**INSTRUCTION**
Check each line for the string "checked" and give only the count of lines that have it.

(Items from a dataset)

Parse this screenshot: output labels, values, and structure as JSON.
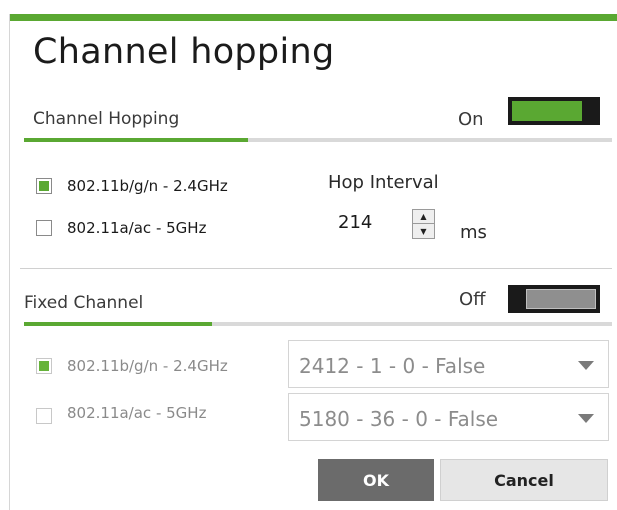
{
  "window": {
    "title": "Channel hopping"
  },
  "channel_hopping": {
    "section_label": "Channel Hopping",
    "toggle_label": "On",
    "toggle_state": "on",
    "bands": [
      {
        "label": "802.11b/g/n - 2.4GHz",
        "checked": true
      },
      {
        "label": "802.11a/ac - 5GHz",
        "checked": false
      }
    ],
    "hop_interval": {
      "label": "Hop Interval",
      "value": "214",
      "unit": "ms"
    }
  },
  "fixed_channel": {
    "section_label": "Fixed Channel",
    "toggle_label": "Off",
    "toggle_state": "off",
    "bands": [
      {
        "label": "802.11b/g/n - 2.4GHz",
        "checked": true,
        "select_value": "2412 - 1 - 0 - False"
      },
      {
        "label": "802.11a/ac - 5GHz",
        "checked": false,
        "select_value": "5180 - 36 - 0 - False"
      }
    ]
  },
  "buttons": {
    "ok": "OK",
    "cancel": "Cancel"
  },
  "colors": {
    "accent": "#5aa832",
    "toggle_off": "#8f8f8f",
    "ok_button": "#6b6b6b"
  }
}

**FULL RESPONSE**
4